START Input for this task
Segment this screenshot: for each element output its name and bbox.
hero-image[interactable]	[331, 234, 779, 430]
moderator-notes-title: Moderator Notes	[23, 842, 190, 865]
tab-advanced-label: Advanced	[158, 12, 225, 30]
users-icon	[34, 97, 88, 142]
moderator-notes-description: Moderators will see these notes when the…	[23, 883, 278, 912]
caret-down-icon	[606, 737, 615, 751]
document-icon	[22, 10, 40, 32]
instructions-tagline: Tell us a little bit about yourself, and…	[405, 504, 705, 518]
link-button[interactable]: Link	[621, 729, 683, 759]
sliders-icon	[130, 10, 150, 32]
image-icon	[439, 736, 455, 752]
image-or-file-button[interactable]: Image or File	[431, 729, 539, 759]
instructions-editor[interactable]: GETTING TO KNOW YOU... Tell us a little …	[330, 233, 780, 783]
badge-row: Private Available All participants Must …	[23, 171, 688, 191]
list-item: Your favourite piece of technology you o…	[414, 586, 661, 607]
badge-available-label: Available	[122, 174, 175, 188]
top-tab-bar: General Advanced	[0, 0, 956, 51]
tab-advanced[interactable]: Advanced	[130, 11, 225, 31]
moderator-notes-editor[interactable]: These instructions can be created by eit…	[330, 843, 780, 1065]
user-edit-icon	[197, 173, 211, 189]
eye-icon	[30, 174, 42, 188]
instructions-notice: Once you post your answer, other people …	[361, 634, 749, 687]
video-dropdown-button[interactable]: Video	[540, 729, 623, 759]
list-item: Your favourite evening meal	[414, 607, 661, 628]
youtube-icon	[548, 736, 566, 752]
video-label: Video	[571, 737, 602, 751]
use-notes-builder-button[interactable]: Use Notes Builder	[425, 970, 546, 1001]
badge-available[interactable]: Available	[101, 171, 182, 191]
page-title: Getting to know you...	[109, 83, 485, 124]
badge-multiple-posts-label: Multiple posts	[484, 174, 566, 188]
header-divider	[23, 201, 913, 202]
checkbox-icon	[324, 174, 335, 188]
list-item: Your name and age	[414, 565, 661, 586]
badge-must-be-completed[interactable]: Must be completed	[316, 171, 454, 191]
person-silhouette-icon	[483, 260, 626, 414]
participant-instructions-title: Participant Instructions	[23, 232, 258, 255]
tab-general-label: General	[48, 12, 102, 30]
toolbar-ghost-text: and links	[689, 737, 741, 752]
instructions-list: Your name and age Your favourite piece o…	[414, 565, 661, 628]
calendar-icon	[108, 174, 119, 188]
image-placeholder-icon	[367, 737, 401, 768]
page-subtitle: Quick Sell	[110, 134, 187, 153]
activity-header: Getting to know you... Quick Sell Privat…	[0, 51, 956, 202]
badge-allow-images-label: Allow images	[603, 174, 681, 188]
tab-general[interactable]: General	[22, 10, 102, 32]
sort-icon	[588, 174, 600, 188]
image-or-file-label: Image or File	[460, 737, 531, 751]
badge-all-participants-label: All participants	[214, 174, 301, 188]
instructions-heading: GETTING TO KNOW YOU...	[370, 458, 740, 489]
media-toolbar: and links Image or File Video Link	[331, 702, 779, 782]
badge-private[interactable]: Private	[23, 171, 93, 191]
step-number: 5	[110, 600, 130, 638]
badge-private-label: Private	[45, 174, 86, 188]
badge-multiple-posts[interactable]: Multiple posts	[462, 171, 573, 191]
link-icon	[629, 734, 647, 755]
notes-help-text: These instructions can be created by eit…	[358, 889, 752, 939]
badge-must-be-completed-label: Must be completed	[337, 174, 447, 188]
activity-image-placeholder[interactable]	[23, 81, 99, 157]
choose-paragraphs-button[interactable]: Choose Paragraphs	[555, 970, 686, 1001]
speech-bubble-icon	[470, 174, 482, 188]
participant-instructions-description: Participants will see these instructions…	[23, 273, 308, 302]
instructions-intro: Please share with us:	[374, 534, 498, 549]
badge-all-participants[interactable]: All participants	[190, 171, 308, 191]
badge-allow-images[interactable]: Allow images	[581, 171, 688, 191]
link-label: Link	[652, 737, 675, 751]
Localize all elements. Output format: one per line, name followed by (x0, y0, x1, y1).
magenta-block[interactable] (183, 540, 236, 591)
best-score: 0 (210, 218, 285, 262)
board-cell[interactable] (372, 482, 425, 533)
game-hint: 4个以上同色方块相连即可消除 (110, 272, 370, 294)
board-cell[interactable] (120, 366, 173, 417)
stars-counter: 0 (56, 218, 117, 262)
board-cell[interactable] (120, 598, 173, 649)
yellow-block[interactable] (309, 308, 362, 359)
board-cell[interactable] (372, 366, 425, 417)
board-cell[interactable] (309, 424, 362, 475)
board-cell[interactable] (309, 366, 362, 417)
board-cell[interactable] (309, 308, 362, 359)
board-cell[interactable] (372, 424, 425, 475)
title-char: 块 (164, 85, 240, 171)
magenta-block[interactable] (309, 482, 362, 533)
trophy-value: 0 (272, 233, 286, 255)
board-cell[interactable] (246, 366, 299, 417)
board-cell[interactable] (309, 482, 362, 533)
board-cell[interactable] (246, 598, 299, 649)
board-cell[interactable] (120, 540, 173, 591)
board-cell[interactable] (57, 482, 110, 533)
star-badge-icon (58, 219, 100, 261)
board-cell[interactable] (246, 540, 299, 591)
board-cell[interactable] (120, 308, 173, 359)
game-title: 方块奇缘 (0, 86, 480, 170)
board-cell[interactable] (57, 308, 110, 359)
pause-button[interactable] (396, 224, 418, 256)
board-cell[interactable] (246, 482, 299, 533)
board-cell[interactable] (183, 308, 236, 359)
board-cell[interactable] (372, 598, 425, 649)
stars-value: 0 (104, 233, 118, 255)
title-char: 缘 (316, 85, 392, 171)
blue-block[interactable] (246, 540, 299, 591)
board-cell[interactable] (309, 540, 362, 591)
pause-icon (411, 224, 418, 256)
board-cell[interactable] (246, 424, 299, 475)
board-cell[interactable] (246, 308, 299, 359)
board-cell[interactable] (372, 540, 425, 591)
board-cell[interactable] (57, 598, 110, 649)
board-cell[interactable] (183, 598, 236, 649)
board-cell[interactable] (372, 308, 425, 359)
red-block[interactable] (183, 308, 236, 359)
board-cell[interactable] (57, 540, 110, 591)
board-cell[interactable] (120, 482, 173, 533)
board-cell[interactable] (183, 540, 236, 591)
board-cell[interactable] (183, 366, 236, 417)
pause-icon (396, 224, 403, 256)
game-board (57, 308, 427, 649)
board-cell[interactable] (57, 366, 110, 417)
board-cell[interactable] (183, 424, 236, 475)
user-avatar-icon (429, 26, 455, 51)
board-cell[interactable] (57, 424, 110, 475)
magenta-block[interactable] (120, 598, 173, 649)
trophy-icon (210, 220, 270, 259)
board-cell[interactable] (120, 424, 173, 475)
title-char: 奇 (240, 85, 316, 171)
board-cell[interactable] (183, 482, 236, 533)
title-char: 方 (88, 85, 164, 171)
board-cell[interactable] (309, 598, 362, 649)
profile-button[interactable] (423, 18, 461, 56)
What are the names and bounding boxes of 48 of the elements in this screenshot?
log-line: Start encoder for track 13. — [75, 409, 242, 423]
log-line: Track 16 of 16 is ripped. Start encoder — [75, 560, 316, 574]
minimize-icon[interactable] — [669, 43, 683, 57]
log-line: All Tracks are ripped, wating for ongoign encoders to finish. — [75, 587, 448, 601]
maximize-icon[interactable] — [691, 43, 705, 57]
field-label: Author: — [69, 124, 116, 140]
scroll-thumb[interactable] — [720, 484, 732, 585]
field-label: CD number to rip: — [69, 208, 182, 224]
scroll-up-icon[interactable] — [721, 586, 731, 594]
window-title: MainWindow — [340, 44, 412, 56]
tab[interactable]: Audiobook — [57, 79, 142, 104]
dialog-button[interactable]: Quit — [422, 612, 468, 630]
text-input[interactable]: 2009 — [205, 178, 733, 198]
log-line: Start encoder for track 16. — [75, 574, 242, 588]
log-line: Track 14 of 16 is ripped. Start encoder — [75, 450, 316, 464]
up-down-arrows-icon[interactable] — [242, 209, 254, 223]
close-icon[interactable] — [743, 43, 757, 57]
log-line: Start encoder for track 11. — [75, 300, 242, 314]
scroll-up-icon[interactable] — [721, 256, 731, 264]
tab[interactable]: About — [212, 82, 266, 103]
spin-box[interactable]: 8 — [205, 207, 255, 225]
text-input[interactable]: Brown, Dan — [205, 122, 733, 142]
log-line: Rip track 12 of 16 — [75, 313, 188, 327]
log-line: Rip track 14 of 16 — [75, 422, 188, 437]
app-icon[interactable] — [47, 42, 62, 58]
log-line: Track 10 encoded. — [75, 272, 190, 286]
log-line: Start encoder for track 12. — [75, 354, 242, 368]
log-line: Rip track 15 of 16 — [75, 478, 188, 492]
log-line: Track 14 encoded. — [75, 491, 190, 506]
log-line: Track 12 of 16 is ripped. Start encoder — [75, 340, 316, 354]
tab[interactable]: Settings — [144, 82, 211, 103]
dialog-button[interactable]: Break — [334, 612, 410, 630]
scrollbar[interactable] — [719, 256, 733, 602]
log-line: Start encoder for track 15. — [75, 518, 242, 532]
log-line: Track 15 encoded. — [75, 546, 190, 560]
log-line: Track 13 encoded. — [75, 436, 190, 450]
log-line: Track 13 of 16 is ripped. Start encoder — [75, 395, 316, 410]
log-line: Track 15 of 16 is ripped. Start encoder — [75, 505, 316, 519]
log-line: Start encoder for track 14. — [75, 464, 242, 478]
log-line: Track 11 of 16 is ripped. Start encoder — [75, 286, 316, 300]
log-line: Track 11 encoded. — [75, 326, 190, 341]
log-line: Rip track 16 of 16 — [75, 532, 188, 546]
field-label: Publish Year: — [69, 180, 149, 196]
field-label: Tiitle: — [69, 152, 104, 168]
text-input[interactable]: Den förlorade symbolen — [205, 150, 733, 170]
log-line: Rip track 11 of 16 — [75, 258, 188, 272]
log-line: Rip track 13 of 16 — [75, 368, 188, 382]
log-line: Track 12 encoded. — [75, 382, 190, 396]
END Input for this task
● **Task**: Copy out the records above word for word, starting at their first line and ending at the line that contains "badge-row: Private Available", with both of those lines included.

● **Written answer**:
Segment this screenshot: for each element output its name and bbox.
hero-image[interactable]	[331, 234, 779, 430]
moderator-notes-title: Moderator Notes	[23, 842, 190, 865]
tab-advanced-label: Advanced	[158, 12, 225, 30]
users-icon	[34, 97, 88, 142]
moderator-notes-description: Moderators will see these notes when the…	[23, 883, 278, 912]
caret-down-icon	[606, 737, 615, 751]
document-icon	[22, 10, 40, 32]
instructions-tagline: Tell us a little bit about yourself, and…	[405, 504, 705, 518]
link-button[interactable]: Link	[621, 729, 683, 759]
sliders-icon	[130, 10, 150, 32]
image-icon	[439, 736, 455, 752]
image-or-file-button[interactable]: Image or File	[431, 729, 539, 759]
instructions-editor[interactable]: GETTING TO KNOW YOU... Tell us a little …	[330, 233, 780, 783]
badge-row: Private Available All participants Must …	[23, 171, 688, 191]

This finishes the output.